= Your goal =
Please output every line of the items below without changing anything.

[start of Supplied records]

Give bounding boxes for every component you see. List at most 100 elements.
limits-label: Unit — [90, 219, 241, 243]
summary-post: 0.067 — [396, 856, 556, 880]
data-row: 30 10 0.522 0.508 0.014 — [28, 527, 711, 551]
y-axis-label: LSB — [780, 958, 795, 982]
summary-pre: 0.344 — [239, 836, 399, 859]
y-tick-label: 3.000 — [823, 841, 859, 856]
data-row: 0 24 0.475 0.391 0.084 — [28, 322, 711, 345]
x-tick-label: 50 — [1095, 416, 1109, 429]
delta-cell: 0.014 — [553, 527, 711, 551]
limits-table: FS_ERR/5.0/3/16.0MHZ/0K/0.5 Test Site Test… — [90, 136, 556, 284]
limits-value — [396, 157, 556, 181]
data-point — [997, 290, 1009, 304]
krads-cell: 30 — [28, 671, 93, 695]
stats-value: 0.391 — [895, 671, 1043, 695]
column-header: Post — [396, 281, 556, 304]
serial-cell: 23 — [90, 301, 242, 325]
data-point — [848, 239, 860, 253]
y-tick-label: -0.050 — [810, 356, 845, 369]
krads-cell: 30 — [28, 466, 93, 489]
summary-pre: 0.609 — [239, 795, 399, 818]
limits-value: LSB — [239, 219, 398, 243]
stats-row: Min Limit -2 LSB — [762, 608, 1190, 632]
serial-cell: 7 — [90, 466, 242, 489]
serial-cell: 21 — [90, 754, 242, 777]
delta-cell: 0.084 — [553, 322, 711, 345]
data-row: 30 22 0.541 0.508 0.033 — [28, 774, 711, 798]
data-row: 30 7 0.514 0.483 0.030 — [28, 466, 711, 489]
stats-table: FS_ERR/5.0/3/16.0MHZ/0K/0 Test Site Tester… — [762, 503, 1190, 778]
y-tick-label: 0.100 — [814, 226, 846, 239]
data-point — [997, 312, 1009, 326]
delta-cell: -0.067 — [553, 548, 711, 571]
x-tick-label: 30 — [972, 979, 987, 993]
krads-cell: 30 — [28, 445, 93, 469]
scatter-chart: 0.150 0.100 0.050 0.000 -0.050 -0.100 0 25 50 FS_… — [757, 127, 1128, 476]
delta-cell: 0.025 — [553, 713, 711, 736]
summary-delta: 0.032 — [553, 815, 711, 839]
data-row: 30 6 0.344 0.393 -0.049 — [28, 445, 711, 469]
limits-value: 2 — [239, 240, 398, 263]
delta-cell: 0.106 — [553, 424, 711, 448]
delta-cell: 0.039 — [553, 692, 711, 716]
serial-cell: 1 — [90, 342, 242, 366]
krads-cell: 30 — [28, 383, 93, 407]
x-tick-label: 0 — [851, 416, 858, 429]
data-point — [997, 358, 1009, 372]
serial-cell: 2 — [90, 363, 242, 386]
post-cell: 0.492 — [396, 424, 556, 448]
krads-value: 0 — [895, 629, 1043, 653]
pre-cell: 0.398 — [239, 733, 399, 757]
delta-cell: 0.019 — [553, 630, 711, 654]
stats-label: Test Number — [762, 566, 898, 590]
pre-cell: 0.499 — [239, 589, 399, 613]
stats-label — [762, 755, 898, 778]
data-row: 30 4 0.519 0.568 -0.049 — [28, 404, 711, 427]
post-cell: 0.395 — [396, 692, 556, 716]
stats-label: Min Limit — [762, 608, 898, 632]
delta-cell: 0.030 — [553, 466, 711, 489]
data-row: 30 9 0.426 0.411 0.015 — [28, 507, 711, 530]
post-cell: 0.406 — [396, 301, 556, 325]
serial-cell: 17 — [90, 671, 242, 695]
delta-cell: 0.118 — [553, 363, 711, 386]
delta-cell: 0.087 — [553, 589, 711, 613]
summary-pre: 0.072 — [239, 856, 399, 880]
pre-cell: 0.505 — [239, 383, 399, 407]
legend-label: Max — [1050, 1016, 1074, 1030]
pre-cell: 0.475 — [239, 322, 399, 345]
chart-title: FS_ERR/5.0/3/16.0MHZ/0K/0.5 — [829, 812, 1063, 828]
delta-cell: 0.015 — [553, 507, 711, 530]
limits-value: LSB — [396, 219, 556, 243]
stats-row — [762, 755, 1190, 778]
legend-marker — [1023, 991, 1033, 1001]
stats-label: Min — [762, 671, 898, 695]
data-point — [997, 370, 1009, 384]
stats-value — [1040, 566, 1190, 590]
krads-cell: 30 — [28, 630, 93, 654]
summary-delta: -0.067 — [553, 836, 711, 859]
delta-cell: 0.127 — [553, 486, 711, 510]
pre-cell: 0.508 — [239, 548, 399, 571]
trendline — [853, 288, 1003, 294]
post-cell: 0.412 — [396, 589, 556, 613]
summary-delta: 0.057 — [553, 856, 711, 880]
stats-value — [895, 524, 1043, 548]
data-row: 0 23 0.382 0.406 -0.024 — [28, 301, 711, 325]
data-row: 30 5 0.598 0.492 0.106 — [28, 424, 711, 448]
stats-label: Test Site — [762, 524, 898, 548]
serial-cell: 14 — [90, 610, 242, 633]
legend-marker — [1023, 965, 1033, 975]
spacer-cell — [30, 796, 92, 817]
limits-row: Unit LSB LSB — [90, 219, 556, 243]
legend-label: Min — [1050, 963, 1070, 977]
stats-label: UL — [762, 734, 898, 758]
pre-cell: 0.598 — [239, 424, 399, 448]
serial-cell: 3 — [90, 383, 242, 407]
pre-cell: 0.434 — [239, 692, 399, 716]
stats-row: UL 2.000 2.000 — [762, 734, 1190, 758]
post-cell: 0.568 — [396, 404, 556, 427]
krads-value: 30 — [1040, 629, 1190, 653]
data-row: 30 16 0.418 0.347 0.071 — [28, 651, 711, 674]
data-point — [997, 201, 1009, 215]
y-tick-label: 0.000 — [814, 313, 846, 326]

[end of Supplied records]

= Full answer =
Give bounding boxes for every component you see. List at most 100 elements.
limits-label: Unit — [90, 219, 241, 243]
summary-post: 0.067 — [396, 856, 556, 880]
data-row: 30 10 0.522 0.508 0.014 — [28, 527, 711, 551]
y-axis-label: LSB — [780, 958, 795, 982]
summary-pre: 0.344 — [239, 836, 399, 859]
y-tick-label: 3.000 — [823, 841, 859, 856]
data-row: 0 24 0.475 0.391 0.084 — [28, 322, 711, 345]
x-tick-label: 50 — [1095, 416, 1109, 429]
delta-cell: 0.014 — [553, 527, 711, 551]
limits-table: FS_ERR/5.0/3/16.0MHZ/0K/0.5 Test Site Test… — [90, 136, 556, 284]
limits-value — [396, 157, 556, 181]
data-point — [997, 290, 1009, 304]
krads-cell: 30 — [28, 671, 93, 695]
stats-value: 0.391 — [895, 671, 1043, 695]
column-header: Post — [396, 281, 556, 304]
serial-cell: 23 — [90, 301, 242, 325]
data-point — [848, 239, 860, 253]
y-tick-label: -0.050 — [810, 356, 845, 369]
krads-cell: 30 — [28, 466, 93, 489]
summary-pre: 0.609 — [239, 795, 399, 818]
limits-value: LSB — [239, 219, 398, 243]
stats-row: Min Limit -2 LSB — [762, 608, 1190, 632]
serial-cell: 7 — [90, 466, 242, 489]
serial-cell: 21 — [90, 754, 242, 777]
delta-cell: 0.084 — [553, 322, 711, 345]
data-row: 30 22 0.541 0.508 0.033 — [28, 774, 711, 798]
data-row: 30 7 0.514 0.483 0.030 — [28, 466, 711, 489]
stats-table: FS_ERR/5.0/3/16.0MHZ/0K/0 Test Site Tester… — [762, 503, 1190, 778]
y-tick-label: 0.100 — [814, 226, 846, 239]
data-point — [997, 312, 1009, 326]
delta-cell: -0.067 — [553, 548, 711, 571]
x-tick-label: 30 — [972, 979, 987, 993]
krads-cell: 30 — [28, 445, 93, 469]
scatter-chart: 0.150 0.100 0.050 0.000 -0.050 -0.100 0 25 50 FS_… — [757, 127, 1128, 476]
delta-cell: 0.025 — [553, 713, 711, 736]
summary-delta: 0.032 — [553, 815, 711, 839]
data-row: 30 6 0.344 0.393 -0.049 — [28, 445, 711, 469]
limits-value: 2 — [239, 240, 398, 263]
delta-cell: 0.106 — [553, 424, 711, 448]
delta-cell: 0.039 — [553, 692, 711, 716]
serial-cell: 1 — [90, 342, 242, 366]
krads-cell: 30 — [28, 383, 93, 407]
x-tick-label: 0 — [851, 416, 858, 429]
data-point — [997, 358, 1009, 372]
serial-cell: 2 — [90, 363, 242, 386]
post-cell: 0.492 — [396, 424, 556, 448]
krads-value: 0 — [895, 629, 1043, 653]
pre-cell: 0.398 — [239, 733, 399, 757]
delta-cell: 0.019 — [553, 630, 711, 654]
stats-label: Test Number — [762, 566, 898, 590]
pre-cell: 0.499 — [239, 589, 399, 613]
stats-label — [762, 755, 898, 778]
data-row: 30 4 0.519 0.568 -0.049 — [28, 404, 711, 427]
post-cell: 0.395 — [396, 692, 556, 716]
stats-label: Min Limit — [762, 608, 898, 632]
delta-cell: 0.030 — [553, 466, 711, 489]
data-row: 30 9 0.426 0.411 0.015 — [28, 507, 711, 530]
post-cell: 0.406 — [396, 301, 556, 325]
serial-cell: 17 — [90, 671, 242, 695]
delta-cell: 0.118 — [553, 363, 711, 386]
delta-cell: 0.087 — [553, 589, 711, 613]
summary-pre: 0.072 — [239, 856, 399, 880]
pre-cell: 0.505 — [239, 383, 399, 407]
legend-label: Max — [1050, 1016, 1074, 1030]
pre-cell: 0.475 — [239, 322, 399, 345]
chart-title: FS_ERR/5.0/3/16.0MHZ/0K/0.5 — [829, 812, 1063, 828]
delta-cell: 0.015 — [553, 507, 711, 530]
limits-value: LSB — [396, 219, 556, 243]
stats-row — [762, 755, 1190, 778]
legend-marker — [1023, 991, 1033, 1001]
stats-label: Min — [762, 671, 898, 695]
data-point — [997, 370, 1009, 384]
stats-value — [1040, 566, 1190, 590]
krads-cell: 30 — [28, 630, 93, 654]
summary-delta: -0.067 — [553, 836, 711, 859]
delta-cell: 0.127 — [553, 486, 711, 510]
pre-cell: 0.508 — [239, 548, 399, 571]
trendline — [853, 288, 1003, 294]
post-cell: 0.412 — [396, 589, 556, 613]
summary-delta: 0.057 — [553, 856, 711, 880]
stats-value — [895, 524, 1043, 548]
data-row: 0 23 0.382 0.406 -0.024 — [28, 301, 711, 325]
data-row: 30 5 0.598 0.492 0.106 — [28, 424, 711, 448]
stats-label: Test Site — [762, 524, 898, 548]
serial-cell: 14 — [90, 610, 242, 633]
legend-marker — [1023, 965, 1033, 975]
spacer-cell — [30, 796, 92, 817]
limits-row: Unit LSB LSB — [90, 219, 556, 243]
legend-label: Min — [1050, 963, 1070, 977]
stats-label: UL — [762, 734, 898, 758]
pre-cell: 0.598 — [239, 424, 399, 448]
serial-cell: 3 — [90, 383, 242, 407]
pre-cell: 0.434 — [239, 692, 399, 716]
stats-row: UL 2.000 2.000 — [762, 734, 1190, 758]
post-cell: 0.568 — [396, 404, 556, 427]
krads-value: 30 — [1040, 629, 1190, 653]
data-row: 30 16 0.418 0.347 0.071 — [28, 651, 711, 674]
data-point — [997, 201, 1009, 215]
y-tick-label: 0.000 — [814, 313, 846, 326]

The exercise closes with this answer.